= REQUIREMENT =
Extract the line that contains "Enumerate this screenshot's" and every line after it through the end of the records below, exactly as written, leaving out any pictures.

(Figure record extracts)
------------------------------------------------

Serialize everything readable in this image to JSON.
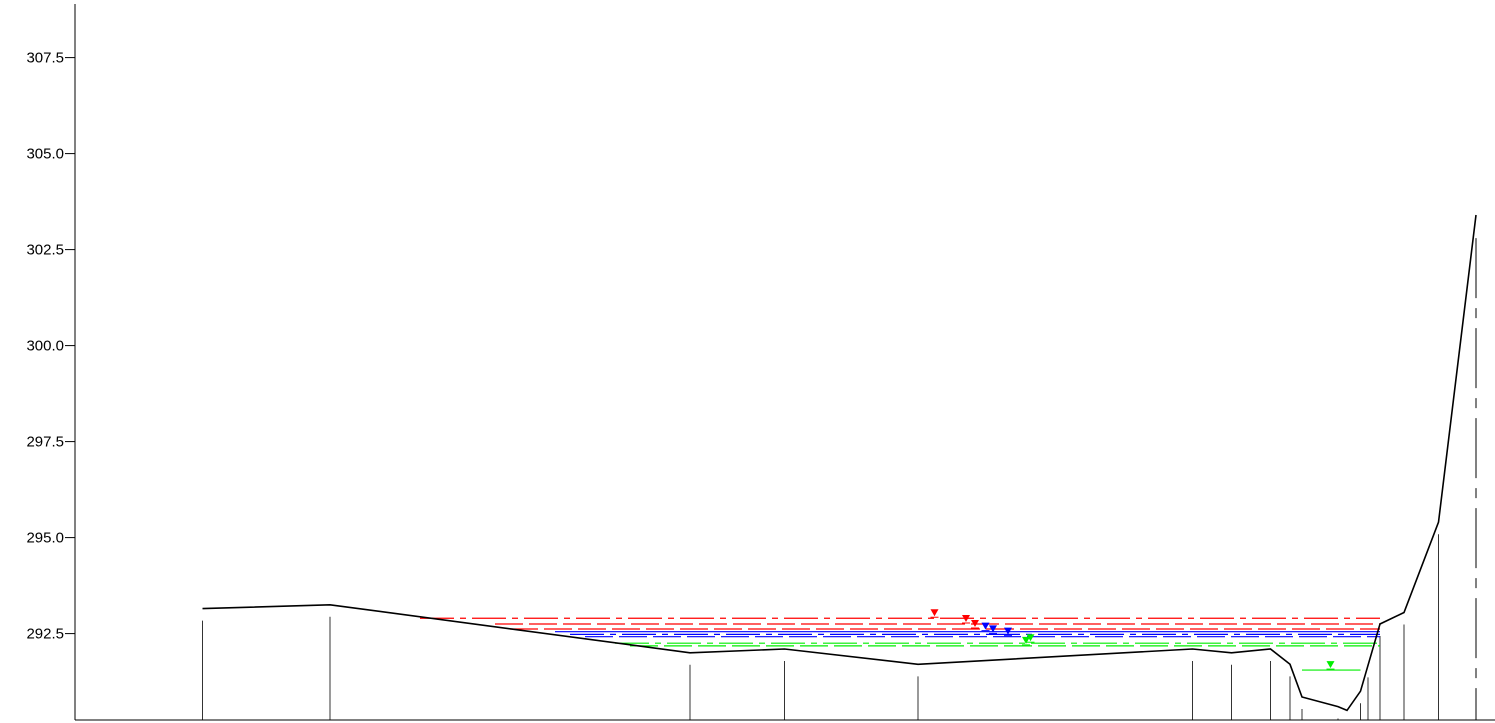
{
  "chart_data": {
    "type": "line",
    "title": "",
    "xlabel": "",
    "ylabel": "",
    "ylim": [
      290.25,
      309.0
    ],
    "xlim": [
      0,
      1000
    ],
    "yticks": [
      {
        "value": 292.5,
        "label": "292.5"
      },
      {
        "value": 295.0,
        "label": "295.0"
      },
      {
        "value": 297.5,
        "label": "297.5"
      },
      {
        "value": 300.0,
        "label": "300.0"
      },
      {
        "value": 302.5,
        "label": "302.5"
      },
      {
        "value": 305.0,
        "label": "305.0"
      },
      {
        "value": 307.5,
        "label": "307.5"
      }
    ],
    "grid": false,
    "legend": "none",
    "ground": {
      "color": "#000000",
      "points": [
        [
          85,
          293.15
        ],
        [
          170,
          293.25
        ],
        [
          410,
          292.0
        ],
        [
          473,
          292.1
        ],
        [
          562,
          291.7
        ],
        [
          745,
          292.1
        ],
        [
          771,
          292.0
        ],
        [
          797,
          292.1
        ],
        [
          810,
          291.7
        ],
        [
          818,
          290.85
        ],
        [
          842,
          290.6
        ],
        [
          848,
          290.5
        ],
        [
          857,
          291.0
        ],
        [
          870,
          292.75
        ],
        [
          886,
          293.05
        ],
        [
          909,
          295.4
        ],
        [
          934,
          303.4
        ]
      ]
    },
    "station_lines": [
      85,
      170,
      410,
      473,
      562,
      745,
      771,
      797,
      810,
      818,
      842,
      848,
      857,
      862,
      870,
      886,
      909
    ],
    "bank_line": {
      "x": 934,
      "y_top": 302.8,
      "y_bottom": 290.25
    },
    "water_surfaces": [
      {
        "color": "#ff0000",
        "style": "dashdot",
        "x_start": 230,
        "x_end": 870,
        "elevation": 292.9,
        "marker_x": 573
      },
      {
        "color": "#ff0000",
        "style": "dashed",
        "x_start": 280,
        "x_end": 870,
        "elevation": 292.75,
        "marker_x": 594
      },
      {
        "color": "#ff0000",
        "style": "dashed",
        "x_start": 290,
        "x_end": 870,
        "elevation": 292.62,
        "marker_x": 600
      },
      {
        "color": "#0000ff",
        "style": "solid",
        "x_start": 320,
        "x_end": 870,
        "elevation": 292.55,
        "marker_x": 607
      },
      {
        "color": "#0000ff",
        "style": "dashdot",
        "x_start": 330,
        "x_end": 870,
        "elevation": 292.48,
        "marker_x": 612
      },
      {
        "color": "#0000ff",
        "style": "dashed",
        "x_start": 340,
        "x_end": 870,
        "elevation": 292.42,
        "marker_x": 622
      },
      {
        "color": "#00ee00",
        "style": "dashdot",
        "x_start": 360,
        "x_end": 870,
        "elevation": 292.25,
        "marker_x": 637
      },
      {
        "color": "#00ee00",
        "style": "dashed",
        "x_start": 370,
        "x_end": 870,
        "elevation": 292.18,
        "marker_x": 634
      },
      {
        "color": "#00ee00",
        "style": "solid",
        "x_start": 818,
        "x_end": 857,
        "elevation": 291.55,
        "marker_x": 837
      }
    ]
  }
}
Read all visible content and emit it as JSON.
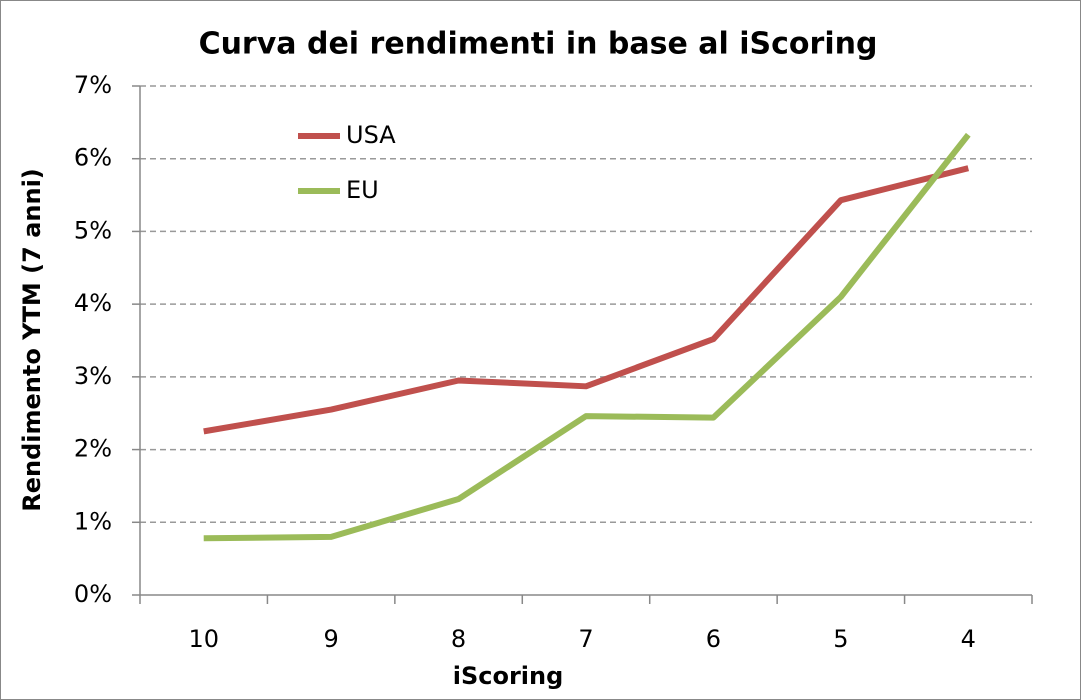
{
  "chart_data": {
    "type": "line",
    "title": "Curva dei rendimenti in base al iScoring",
    "x_label": "iScoring",
    "y_label": "Rendimento YTM (7 anni)",
    "categories": [
      "10",
      "9",
      "8",
      "7",
      "6",
      "5",
      "4"
    ],
    "series": [
      {
        "name": "USA",
        "color": "#c0504d",
        "values": [
          2.25,
          2.55,
          2.95,
          2.87,
          3.52,
          5.43,
          5.87
        ]
      },
      {
        "name": "EU",
        "color": "#9bbb59",
        "values": [
          0.78,
          0.8,
          1.32,
          2.46,
          2.44,
          4.1,
          6.33
        ]
      }
    ],
    "ylim": [
      0,
      7
    ],
    "yticks": [
      {
        "value": 0,
        "label": "0%"
      },
      {
        "value": 1,
        "label": "1%"
      },
      {
        "value": 2,
        "label": "2%"
      },
      {
        "value": 3,
        "label": "3%"
      },
      {
        "value": 4,
        "label": "4%"
      },
      {
        "value": 5,
        "label": "5%"
      },
      {
        "value": 6,
        "label": "6%"
      },
      {
        "value": 7,
        "label": "7%"
      }
    ],
    "grid": true,
    "legend": "upper-left"
  }
}
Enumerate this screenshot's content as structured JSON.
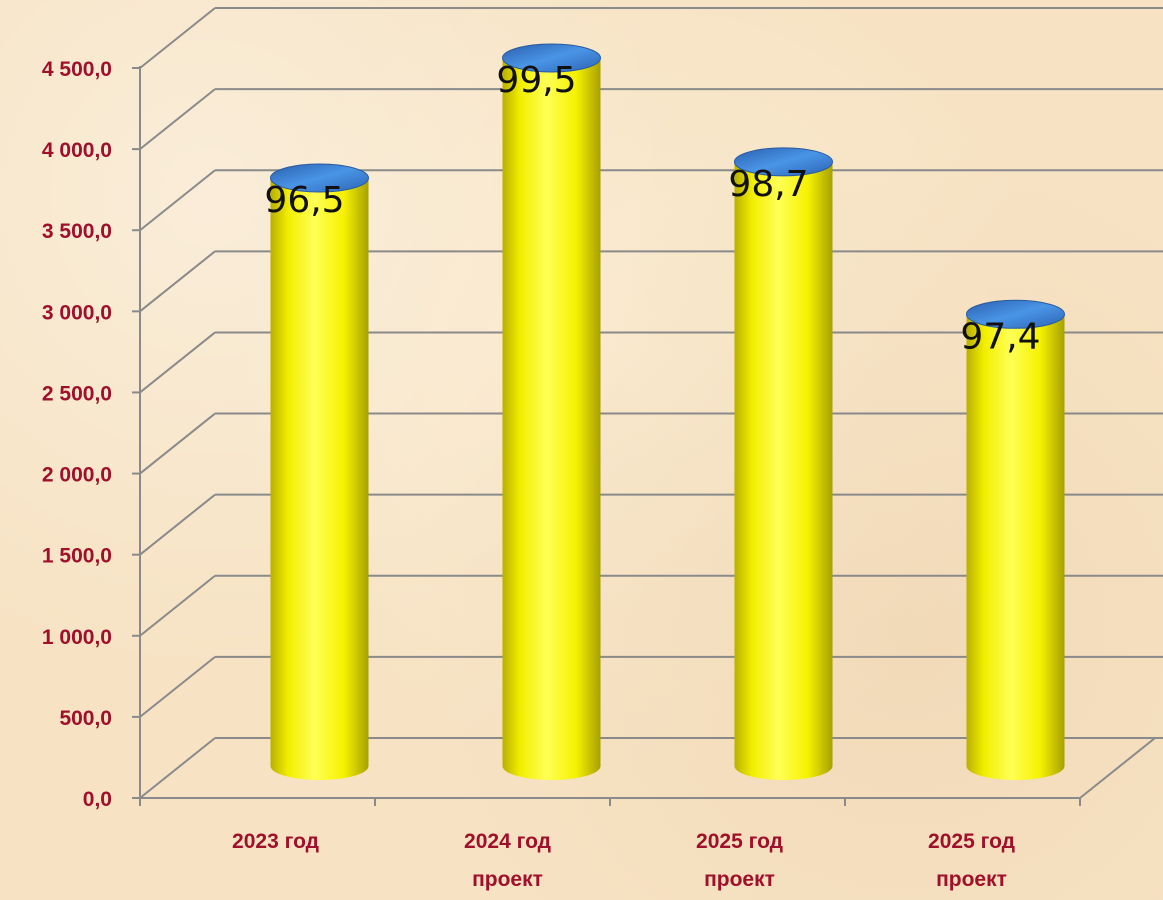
{
  "chart_data": {
    "type": "bar",
    "style": "3d-cylinder",
    "categories": [
      [
        "2023 год"
      ],
      [
        "2024 год",
        "проект"
      ],
      [
        "2025 год",
        "проект"
      ],
      [
        "2025 год",
        "проект"
      ]
    ],
    "values": [
      3760,
      4500,
      3860,
      2920
    ],
    "data_labels": [
      "96,5",
      "99,5",
      "98,7",
      "97,4"
    ],
    "yticks": [
      "0,0",
      "500,0",
      "1 000,0",
      "1 500,0",
      "2 000,0",
      "2 500,0",
      "3 000,0",
      "3 500,0",
      "4 000,0",
      "4 500,0"
    ],
    "ylim": [
      0,
      4500
    ],
    "grid": true,
    "title": "",
    "xlabel": "",
    "ylabel": "",
    "colors": {
      "bar": "#ffff00",
      "bar_top": "#3a7fd0",
      "tick_text": "#a0102a",
      "grid": "#8a8a8a"
    }
  }
}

------------------------------------------------

= TASK RESPONSE =
Enumerate this screenshot's content as structured JSON.
{
  "chart_data": {
    "type": "bar",
    "style": "3d-cylinder",
    "categories": [
      [
        "2023 год"
      ],
      [
        "2024 год",
        "проект"
      ],
      [
        "2025 год",
        "проект"
      ],
      [
        "2025 год",
        "проект"
      ]
    ],
    "values": [
      3760,
      4500,
      3860,
      2920
    ],
    "data_labels": [
      "96,5",
      "99,5",
      "98,7",
      "97,4"
    ],
    "yticks": [
      "0,0",
      "500,0",
      "1 000,0",
      "1 500,0",
      "2 000,0",
      "2 500,0",
      "3 000,0",
      "3 500,0",
      "4 000,0",
      "4 500,0"
    ],
    "ylim": [
      0,
      4500
    ],
    "grid": true,
    "title": "",
    "xlabel": "",
    "ylabel": "",
    "colors": {
      "bar": "#ffff00",
      "bar_top": "#3a7fd0",
      "tick_text": "#a0102a",
      "grid": "#8a8a8a"
    }
  }
}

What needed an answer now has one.